- [Task data]:
################
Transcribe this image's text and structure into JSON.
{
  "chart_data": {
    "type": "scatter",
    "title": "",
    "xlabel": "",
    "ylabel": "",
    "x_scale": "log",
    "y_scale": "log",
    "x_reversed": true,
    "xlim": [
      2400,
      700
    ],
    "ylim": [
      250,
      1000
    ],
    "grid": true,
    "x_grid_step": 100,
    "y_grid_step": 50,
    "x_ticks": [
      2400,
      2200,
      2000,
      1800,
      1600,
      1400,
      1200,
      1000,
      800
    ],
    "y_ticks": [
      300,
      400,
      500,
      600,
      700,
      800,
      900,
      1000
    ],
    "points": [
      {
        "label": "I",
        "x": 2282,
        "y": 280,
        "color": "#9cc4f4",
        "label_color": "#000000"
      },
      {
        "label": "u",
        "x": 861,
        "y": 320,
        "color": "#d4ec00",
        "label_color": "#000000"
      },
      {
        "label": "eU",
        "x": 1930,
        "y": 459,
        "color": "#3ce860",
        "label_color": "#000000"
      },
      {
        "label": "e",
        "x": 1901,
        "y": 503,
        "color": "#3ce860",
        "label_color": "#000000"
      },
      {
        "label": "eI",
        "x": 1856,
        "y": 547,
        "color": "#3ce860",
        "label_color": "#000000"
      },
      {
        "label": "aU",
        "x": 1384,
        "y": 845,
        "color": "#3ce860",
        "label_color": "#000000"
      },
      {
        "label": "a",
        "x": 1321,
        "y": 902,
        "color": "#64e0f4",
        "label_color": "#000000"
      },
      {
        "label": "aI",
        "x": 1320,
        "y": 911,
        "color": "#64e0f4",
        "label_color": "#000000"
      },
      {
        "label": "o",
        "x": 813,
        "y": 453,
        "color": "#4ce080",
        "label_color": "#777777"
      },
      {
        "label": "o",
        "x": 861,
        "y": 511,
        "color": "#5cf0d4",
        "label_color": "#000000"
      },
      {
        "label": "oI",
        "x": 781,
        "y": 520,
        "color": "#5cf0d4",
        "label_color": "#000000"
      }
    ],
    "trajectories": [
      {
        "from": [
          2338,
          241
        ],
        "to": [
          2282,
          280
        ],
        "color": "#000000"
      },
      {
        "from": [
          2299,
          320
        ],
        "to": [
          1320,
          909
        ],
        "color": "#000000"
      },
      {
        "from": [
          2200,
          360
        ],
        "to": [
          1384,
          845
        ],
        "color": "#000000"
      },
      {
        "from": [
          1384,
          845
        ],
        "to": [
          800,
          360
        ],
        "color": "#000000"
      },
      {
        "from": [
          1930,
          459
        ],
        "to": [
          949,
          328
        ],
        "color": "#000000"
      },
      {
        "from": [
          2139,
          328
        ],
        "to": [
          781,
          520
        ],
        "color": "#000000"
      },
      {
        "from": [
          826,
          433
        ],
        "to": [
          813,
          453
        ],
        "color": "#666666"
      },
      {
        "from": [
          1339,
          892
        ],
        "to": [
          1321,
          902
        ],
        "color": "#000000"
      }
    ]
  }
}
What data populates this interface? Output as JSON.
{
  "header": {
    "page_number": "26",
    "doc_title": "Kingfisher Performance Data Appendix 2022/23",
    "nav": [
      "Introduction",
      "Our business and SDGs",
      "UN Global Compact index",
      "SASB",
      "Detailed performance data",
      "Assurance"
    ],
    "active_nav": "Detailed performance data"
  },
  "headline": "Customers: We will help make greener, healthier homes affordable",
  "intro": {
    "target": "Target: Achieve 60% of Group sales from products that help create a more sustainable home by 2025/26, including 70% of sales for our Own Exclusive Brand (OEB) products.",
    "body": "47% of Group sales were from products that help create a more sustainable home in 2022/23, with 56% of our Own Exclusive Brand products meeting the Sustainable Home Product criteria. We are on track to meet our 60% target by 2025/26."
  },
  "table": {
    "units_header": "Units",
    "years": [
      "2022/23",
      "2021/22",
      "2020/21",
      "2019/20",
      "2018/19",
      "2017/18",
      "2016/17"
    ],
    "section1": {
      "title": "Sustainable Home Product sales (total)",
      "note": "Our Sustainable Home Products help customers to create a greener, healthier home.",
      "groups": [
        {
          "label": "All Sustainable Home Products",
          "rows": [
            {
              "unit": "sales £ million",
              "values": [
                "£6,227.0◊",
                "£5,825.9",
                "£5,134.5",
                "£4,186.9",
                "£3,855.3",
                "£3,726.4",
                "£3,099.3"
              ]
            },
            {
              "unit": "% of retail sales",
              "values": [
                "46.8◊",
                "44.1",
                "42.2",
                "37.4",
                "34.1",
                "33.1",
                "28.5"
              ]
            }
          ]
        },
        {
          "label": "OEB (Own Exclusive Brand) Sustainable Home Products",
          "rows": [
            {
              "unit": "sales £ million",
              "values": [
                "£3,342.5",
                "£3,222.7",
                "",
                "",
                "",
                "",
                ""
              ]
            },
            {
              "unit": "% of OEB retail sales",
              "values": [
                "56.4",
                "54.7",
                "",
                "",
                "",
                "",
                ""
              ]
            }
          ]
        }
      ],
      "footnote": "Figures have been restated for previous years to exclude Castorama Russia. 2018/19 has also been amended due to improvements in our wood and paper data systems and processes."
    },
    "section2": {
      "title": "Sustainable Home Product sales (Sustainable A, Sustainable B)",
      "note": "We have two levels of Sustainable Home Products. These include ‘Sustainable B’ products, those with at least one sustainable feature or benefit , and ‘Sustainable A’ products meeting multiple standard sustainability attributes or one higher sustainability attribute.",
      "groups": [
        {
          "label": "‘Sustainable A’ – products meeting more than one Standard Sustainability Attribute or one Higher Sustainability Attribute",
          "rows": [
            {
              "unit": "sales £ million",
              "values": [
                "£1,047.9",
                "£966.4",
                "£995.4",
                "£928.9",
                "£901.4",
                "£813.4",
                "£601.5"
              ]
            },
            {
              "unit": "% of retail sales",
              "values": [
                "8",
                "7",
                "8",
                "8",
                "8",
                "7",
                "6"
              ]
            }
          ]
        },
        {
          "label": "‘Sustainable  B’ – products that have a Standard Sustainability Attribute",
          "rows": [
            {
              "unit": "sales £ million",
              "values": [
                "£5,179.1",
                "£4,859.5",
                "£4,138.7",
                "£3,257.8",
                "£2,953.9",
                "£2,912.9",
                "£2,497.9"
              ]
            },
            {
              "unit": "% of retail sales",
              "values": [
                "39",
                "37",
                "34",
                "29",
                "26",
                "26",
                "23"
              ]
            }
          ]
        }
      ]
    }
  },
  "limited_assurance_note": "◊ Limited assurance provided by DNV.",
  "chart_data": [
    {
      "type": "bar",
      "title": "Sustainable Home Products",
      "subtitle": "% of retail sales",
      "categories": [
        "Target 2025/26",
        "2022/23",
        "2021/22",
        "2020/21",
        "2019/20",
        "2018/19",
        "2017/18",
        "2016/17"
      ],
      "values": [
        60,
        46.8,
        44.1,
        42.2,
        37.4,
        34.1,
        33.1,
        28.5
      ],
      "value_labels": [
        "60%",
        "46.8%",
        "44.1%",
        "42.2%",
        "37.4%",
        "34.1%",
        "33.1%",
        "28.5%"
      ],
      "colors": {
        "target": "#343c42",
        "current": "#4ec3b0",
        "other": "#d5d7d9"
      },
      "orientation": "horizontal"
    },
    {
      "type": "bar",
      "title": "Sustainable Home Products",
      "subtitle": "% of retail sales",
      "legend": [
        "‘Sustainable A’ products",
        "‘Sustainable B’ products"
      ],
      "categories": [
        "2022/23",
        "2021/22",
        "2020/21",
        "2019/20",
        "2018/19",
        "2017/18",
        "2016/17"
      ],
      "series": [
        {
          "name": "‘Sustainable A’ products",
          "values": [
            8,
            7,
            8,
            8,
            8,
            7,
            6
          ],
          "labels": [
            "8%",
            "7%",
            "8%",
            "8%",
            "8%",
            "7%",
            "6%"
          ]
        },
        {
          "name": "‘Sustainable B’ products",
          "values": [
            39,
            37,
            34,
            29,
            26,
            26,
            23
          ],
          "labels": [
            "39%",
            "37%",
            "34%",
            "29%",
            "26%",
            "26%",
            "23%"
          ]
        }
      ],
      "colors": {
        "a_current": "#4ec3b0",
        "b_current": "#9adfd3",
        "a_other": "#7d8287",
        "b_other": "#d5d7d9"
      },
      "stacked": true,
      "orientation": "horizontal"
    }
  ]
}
################
- [Required work]: Find the lines containing "create" and list every one of them.

- [Finished answer]:
    "target": "Target: Achieve 60% of Group sales from products that help create a more sustainable home by 2025/26, including 70% of sales for our Own Exclusive Brand (OEB) products.",
    "body": "47% of Group sales were from products that help create a more sustainable home in 2022/23, with 56% of our Own Exclusive Brand products meeting the Sustainable Home Product criteria. We are on track to meet our 60% target by 2025/26."
      "note": "Our Sustainable Home Products help customers to create a greener, healthier home.",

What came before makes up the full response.